Give the number of lines in the data that contain "like", and nothing more.

Supplied material:
====================

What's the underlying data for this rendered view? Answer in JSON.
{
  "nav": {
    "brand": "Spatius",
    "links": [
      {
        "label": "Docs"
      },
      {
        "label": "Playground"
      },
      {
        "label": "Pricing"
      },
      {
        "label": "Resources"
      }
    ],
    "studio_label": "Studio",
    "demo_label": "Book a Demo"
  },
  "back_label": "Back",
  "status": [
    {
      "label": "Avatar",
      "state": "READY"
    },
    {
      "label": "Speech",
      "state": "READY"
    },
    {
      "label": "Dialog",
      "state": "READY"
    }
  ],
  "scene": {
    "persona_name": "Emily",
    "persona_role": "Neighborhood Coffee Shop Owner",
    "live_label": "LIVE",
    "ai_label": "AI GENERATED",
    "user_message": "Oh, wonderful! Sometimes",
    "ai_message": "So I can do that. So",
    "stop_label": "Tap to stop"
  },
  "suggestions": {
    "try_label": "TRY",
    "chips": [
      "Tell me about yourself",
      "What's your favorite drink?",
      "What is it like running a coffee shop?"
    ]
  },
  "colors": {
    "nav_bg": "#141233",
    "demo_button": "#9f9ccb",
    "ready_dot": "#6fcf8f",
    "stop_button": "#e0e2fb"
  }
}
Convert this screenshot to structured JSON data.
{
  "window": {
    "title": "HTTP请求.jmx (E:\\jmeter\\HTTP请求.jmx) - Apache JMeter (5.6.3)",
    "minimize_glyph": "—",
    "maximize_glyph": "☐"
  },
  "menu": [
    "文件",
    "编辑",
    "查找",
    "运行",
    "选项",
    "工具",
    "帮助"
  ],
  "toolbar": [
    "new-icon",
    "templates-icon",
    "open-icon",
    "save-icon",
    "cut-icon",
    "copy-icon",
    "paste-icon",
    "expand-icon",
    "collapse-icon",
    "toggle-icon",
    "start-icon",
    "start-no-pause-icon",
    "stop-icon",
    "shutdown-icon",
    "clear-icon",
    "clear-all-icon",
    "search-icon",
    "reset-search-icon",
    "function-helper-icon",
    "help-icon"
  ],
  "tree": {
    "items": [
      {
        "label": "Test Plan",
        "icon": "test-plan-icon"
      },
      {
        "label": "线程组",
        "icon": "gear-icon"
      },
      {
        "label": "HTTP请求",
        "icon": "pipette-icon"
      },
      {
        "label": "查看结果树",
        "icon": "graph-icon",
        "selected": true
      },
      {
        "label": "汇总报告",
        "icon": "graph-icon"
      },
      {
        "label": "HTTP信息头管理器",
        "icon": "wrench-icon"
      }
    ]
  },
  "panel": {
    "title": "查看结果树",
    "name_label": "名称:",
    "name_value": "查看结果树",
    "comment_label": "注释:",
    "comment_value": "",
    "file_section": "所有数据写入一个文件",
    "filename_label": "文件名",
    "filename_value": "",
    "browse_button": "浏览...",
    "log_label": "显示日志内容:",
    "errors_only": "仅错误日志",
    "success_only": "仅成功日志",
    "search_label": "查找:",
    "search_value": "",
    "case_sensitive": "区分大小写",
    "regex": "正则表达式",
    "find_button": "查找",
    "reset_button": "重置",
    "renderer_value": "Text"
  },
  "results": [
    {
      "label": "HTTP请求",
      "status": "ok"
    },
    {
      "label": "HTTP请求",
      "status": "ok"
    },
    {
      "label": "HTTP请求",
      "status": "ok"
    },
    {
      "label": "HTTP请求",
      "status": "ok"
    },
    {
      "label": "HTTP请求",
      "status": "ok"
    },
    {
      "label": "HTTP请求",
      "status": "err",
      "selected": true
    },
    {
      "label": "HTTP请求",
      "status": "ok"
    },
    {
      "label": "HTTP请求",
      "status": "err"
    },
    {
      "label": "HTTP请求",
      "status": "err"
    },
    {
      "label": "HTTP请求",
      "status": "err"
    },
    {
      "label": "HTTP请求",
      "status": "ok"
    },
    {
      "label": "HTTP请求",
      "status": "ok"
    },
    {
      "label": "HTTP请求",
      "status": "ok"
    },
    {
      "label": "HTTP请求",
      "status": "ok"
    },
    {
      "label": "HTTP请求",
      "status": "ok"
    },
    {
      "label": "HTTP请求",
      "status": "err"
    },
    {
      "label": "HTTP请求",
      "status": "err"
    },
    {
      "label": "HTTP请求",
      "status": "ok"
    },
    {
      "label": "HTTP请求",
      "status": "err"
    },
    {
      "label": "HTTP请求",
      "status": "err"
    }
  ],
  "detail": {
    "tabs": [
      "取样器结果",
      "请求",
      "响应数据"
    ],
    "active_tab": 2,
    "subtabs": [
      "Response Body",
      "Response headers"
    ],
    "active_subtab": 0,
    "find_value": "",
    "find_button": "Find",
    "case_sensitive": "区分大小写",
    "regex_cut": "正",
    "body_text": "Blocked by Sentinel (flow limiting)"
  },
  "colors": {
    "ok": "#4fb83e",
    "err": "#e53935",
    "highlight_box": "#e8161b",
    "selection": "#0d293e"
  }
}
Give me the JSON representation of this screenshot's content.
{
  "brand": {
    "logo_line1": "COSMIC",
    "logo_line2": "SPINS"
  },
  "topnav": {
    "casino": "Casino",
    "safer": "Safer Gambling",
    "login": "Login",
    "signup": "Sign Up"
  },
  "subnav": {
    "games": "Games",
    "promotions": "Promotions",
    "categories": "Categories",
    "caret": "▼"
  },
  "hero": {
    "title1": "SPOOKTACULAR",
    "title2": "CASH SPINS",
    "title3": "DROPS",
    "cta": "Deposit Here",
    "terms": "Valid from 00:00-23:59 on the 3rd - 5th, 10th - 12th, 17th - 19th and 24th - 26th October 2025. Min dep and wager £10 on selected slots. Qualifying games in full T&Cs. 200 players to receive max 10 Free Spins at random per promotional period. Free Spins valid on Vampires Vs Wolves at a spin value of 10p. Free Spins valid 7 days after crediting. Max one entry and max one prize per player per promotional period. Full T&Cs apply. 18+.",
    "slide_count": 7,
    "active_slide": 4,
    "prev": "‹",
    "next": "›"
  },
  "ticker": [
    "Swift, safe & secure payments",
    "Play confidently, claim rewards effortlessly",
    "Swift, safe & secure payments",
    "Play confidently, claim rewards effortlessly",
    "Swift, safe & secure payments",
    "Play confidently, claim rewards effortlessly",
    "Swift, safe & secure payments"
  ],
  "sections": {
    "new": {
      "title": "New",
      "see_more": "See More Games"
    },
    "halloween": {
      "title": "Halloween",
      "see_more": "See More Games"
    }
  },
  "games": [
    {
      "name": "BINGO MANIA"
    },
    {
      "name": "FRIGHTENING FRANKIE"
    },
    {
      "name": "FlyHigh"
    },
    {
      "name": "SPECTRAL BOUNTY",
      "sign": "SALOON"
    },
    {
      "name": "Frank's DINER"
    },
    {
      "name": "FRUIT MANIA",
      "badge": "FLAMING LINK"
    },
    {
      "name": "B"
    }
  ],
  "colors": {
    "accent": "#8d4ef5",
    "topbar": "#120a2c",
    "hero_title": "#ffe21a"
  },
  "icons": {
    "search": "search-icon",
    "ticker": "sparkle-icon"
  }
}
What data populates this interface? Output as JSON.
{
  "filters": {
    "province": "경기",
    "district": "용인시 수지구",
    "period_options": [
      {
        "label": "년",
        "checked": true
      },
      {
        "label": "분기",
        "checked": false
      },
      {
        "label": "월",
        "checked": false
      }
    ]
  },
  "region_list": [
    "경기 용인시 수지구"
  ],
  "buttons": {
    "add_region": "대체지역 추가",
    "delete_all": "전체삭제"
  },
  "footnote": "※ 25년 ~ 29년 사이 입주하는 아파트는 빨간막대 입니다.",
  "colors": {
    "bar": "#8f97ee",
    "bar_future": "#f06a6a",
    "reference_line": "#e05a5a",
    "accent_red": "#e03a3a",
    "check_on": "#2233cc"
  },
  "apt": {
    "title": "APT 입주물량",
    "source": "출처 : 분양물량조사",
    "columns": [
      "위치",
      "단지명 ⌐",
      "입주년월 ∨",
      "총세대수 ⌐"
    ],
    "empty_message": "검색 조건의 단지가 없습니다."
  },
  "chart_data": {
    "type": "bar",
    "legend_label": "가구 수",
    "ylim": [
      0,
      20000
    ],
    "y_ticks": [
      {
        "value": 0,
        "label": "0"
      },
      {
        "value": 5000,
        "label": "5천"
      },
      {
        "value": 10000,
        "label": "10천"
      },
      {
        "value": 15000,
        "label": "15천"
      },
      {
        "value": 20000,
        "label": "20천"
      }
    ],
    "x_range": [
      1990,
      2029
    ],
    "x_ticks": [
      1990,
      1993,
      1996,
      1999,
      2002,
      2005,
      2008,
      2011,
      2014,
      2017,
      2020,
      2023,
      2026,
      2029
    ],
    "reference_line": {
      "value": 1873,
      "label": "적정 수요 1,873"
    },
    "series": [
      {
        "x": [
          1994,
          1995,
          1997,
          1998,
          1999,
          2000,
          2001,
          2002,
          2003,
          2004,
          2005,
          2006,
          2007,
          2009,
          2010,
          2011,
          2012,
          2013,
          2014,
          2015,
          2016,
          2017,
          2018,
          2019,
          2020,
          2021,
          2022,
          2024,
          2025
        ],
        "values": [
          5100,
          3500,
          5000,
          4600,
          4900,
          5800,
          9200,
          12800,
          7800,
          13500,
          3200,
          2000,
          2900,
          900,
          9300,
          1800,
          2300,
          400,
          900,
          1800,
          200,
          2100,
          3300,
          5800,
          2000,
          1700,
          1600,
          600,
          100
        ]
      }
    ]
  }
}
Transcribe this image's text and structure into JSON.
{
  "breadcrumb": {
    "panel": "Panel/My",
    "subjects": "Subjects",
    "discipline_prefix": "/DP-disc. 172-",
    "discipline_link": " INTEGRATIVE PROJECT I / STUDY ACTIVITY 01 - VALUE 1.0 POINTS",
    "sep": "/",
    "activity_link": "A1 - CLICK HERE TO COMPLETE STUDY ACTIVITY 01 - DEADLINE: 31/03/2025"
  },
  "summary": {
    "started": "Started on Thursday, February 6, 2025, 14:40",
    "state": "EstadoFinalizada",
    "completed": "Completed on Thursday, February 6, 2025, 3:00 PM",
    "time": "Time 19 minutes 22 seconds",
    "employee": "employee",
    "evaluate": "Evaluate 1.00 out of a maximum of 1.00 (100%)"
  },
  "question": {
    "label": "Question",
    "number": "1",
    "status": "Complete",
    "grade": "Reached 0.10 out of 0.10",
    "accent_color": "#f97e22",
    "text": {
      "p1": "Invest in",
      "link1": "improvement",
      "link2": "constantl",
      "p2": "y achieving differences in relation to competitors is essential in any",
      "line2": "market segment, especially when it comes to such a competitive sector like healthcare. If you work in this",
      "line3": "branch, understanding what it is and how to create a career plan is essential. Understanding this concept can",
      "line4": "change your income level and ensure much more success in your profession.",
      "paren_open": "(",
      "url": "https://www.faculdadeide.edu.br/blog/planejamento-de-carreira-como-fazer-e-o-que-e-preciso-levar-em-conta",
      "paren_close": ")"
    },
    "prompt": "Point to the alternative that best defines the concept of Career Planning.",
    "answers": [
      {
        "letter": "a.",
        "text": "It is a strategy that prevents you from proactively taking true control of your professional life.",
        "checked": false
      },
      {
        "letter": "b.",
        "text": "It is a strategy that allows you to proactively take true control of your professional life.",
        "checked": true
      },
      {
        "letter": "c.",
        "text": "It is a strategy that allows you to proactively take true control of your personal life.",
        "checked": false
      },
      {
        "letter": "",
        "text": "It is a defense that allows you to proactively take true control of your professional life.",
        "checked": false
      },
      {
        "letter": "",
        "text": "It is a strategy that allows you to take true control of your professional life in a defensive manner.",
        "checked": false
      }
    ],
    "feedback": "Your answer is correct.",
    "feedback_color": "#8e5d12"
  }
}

====================

Correct output:
2